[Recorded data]
>> BEGIN
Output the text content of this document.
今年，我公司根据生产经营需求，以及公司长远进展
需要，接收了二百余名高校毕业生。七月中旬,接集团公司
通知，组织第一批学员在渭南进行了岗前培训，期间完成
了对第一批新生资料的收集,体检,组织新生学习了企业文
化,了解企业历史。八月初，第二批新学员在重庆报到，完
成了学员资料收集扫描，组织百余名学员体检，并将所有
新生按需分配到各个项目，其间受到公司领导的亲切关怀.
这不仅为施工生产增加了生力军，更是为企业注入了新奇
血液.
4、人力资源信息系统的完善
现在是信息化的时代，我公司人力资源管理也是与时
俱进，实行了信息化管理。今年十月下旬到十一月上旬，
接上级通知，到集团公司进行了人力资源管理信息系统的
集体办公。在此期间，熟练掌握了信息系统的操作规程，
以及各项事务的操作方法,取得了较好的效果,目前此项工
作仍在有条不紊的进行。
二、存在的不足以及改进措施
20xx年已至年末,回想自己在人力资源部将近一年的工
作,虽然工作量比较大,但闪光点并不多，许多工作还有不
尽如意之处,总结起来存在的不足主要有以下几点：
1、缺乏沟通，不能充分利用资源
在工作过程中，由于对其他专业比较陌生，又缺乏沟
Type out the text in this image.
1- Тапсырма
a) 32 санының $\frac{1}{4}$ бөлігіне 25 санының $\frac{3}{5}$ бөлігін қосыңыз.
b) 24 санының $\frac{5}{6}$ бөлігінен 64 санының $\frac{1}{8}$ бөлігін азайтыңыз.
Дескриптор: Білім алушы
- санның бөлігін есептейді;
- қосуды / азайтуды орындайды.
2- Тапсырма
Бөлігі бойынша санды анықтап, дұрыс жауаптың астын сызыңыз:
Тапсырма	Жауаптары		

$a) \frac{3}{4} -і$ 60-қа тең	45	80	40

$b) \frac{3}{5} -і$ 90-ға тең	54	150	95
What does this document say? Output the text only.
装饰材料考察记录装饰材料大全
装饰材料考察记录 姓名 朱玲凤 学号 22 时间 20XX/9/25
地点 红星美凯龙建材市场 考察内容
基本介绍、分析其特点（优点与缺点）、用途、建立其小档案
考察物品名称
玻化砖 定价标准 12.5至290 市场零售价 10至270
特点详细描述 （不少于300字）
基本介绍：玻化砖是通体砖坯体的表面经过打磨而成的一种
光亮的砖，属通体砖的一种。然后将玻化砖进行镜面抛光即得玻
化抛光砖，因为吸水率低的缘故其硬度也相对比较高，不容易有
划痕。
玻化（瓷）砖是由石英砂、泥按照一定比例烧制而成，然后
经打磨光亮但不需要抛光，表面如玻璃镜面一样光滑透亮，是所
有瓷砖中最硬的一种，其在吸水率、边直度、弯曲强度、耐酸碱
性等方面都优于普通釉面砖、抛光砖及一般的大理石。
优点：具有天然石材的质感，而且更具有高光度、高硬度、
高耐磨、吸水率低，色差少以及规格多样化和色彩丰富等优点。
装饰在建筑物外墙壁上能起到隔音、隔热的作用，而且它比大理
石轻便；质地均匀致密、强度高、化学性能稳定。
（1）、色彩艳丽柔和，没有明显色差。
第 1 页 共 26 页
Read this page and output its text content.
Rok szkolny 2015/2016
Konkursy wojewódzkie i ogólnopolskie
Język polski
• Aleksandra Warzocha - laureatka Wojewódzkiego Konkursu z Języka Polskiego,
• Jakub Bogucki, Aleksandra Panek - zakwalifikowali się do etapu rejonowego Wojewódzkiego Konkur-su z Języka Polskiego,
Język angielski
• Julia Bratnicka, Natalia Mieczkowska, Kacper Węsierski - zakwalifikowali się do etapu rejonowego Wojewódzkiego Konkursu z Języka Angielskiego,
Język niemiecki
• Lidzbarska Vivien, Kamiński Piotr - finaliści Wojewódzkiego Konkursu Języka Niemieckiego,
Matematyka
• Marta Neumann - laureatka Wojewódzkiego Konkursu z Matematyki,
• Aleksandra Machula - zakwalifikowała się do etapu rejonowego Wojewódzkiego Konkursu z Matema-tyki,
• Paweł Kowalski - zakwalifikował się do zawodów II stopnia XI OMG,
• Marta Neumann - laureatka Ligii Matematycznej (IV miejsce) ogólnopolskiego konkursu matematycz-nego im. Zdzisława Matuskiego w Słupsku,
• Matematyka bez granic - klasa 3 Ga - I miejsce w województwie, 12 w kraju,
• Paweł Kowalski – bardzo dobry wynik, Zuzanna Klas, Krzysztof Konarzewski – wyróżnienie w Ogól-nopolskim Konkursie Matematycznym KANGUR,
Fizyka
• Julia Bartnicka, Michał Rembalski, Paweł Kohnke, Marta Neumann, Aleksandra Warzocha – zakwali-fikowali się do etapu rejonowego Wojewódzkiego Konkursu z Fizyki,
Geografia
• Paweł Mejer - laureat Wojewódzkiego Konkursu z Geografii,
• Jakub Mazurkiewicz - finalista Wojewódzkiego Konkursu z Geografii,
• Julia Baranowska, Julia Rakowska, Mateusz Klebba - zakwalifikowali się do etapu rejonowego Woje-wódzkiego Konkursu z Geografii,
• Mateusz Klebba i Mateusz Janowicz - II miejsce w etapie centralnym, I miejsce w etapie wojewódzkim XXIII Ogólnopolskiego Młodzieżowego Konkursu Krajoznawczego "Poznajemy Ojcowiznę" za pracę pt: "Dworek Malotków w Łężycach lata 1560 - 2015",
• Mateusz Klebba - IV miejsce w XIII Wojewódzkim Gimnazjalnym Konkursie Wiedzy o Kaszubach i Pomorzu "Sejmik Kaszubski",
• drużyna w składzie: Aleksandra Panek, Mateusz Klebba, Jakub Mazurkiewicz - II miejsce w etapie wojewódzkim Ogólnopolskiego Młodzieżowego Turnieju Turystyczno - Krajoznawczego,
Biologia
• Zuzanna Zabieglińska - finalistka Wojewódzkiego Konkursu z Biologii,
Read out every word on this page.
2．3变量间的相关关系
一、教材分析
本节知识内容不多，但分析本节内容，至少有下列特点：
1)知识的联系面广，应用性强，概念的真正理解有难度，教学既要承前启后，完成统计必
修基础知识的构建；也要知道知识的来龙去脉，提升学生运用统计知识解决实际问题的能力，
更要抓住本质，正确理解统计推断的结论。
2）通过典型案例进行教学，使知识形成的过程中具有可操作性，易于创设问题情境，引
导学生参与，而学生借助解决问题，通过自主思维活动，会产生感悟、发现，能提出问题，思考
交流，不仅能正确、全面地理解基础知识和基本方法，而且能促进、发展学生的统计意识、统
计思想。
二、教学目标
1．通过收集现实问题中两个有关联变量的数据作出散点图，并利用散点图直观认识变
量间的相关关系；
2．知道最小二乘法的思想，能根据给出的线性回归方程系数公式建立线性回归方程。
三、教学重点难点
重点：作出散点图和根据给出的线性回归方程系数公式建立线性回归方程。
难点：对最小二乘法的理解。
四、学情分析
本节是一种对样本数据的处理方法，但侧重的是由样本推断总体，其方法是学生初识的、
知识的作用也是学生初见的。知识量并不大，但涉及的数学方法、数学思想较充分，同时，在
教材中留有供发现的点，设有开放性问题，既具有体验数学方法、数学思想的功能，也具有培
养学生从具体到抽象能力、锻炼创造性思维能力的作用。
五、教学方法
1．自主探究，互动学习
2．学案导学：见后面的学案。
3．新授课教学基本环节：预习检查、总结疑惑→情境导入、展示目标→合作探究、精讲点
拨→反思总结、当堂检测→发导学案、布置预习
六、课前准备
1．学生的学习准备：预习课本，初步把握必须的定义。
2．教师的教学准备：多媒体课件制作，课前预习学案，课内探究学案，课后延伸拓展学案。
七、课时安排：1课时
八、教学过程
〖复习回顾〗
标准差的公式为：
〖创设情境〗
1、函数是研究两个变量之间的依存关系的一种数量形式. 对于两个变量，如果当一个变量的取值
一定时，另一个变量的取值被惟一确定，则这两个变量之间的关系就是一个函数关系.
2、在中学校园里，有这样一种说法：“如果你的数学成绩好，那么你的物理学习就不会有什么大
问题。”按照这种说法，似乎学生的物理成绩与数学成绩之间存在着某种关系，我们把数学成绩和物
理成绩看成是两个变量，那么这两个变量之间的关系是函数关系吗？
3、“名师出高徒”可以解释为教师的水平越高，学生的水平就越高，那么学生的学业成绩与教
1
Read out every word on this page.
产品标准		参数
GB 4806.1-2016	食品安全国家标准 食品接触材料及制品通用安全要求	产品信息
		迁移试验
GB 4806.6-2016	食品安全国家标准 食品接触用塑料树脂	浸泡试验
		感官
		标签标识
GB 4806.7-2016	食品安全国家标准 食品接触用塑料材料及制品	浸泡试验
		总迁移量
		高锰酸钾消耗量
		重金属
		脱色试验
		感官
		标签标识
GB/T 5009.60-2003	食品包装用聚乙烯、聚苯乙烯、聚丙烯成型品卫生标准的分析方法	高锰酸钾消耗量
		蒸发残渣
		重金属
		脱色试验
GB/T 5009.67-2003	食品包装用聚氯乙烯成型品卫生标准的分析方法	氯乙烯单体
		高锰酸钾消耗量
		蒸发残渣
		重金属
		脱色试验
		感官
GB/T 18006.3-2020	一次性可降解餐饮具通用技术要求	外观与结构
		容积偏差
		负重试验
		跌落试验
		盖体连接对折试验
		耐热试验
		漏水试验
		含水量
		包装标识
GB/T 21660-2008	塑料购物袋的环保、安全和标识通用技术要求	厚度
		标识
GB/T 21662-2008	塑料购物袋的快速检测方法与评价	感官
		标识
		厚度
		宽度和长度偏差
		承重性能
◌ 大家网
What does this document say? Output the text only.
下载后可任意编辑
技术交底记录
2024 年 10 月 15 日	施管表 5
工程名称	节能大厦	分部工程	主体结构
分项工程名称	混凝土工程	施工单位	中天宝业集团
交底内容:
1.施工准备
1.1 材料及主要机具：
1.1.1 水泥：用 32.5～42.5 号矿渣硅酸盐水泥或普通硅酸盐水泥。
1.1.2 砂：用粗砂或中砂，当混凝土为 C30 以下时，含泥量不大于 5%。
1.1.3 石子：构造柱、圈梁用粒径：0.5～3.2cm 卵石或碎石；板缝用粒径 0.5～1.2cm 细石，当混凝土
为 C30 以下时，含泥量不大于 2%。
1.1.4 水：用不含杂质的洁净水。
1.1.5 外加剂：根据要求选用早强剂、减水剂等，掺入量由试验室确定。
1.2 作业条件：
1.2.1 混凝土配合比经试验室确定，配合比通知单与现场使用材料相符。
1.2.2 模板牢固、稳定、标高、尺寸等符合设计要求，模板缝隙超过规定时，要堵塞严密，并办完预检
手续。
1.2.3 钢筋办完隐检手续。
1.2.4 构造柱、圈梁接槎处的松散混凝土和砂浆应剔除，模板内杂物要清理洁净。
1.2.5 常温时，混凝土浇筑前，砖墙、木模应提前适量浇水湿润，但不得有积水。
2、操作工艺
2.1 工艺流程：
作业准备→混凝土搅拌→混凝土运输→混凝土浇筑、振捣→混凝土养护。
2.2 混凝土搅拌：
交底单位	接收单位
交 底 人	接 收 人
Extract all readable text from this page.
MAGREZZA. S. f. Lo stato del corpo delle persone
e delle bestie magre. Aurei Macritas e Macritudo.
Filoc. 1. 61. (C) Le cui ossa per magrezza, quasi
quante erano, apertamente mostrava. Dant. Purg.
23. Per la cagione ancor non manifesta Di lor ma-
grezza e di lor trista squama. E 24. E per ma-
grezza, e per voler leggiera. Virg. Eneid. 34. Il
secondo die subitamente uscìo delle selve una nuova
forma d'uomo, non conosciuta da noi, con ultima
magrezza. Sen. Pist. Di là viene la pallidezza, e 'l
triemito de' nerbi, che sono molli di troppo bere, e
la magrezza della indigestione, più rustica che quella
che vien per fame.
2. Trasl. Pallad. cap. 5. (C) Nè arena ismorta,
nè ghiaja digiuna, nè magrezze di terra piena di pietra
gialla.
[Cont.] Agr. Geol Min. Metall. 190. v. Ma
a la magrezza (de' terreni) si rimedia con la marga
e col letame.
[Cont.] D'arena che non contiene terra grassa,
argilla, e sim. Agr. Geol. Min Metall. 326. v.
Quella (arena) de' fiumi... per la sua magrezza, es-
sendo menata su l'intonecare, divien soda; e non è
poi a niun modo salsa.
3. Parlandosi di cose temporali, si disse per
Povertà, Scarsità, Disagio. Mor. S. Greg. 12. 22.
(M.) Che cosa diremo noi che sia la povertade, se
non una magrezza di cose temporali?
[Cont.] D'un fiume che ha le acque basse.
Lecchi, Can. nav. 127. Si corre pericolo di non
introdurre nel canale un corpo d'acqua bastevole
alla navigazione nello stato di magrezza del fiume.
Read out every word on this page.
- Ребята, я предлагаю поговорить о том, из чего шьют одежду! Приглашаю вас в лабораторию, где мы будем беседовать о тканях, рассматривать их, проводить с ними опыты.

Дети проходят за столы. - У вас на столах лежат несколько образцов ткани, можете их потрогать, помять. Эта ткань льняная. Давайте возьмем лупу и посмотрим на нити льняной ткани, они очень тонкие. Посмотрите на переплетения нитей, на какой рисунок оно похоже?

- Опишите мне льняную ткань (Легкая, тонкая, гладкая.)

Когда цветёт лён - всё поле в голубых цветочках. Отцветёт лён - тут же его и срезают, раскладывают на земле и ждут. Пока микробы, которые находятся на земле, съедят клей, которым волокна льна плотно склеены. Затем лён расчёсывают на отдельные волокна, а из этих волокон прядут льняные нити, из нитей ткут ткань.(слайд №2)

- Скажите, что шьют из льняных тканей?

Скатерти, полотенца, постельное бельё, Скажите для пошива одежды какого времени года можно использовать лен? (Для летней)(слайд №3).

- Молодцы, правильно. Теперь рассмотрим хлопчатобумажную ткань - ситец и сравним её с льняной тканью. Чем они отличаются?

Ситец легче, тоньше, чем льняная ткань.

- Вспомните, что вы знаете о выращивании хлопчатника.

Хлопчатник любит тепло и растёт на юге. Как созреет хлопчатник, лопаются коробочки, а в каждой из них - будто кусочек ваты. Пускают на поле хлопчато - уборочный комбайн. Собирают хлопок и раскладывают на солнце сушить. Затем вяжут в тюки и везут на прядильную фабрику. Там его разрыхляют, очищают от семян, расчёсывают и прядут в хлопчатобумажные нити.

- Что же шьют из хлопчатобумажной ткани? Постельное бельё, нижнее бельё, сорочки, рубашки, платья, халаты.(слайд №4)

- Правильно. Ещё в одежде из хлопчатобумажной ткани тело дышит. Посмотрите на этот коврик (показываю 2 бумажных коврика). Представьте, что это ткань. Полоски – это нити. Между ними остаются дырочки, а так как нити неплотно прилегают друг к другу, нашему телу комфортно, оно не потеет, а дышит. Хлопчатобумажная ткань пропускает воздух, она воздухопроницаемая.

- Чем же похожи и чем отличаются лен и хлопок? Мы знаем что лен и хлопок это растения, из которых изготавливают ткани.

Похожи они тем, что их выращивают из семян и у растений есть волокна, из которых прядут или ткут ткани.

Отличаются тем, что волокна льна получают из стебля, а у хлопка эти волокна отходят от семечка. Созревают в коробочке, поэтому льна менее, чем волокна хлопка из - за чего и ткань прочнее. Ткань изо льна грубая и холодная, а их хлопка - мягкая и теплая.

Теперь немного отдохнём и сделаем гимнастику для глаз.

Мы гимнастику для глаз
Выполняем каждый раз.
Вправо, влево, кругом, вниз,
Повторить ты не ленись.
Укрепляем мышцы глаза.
>> END
For the listing above, identify each line bearing "хлопчатобумажной".

- Что же шьют из хлопчатобумажной ткани? Постельное бельё, нижнее бельё, сорочки, рубашки, платья, халаты.(слайд №4)
- Правильно. Ещё в одежде из хлопчатобумажной ткани тело дышит. Посмотрите на этот коврик (показываю 2 бумажных коврика). Представьте, что это ткань. Полоски – это нити. Между ними остаются дырочки, а так как нити неплотно прилегают друг к другу, нашему телу комфортно, оно не потеет, а дышит. Хлопчатобумажная ткань пропускает воздух, она воздухопроницаемая.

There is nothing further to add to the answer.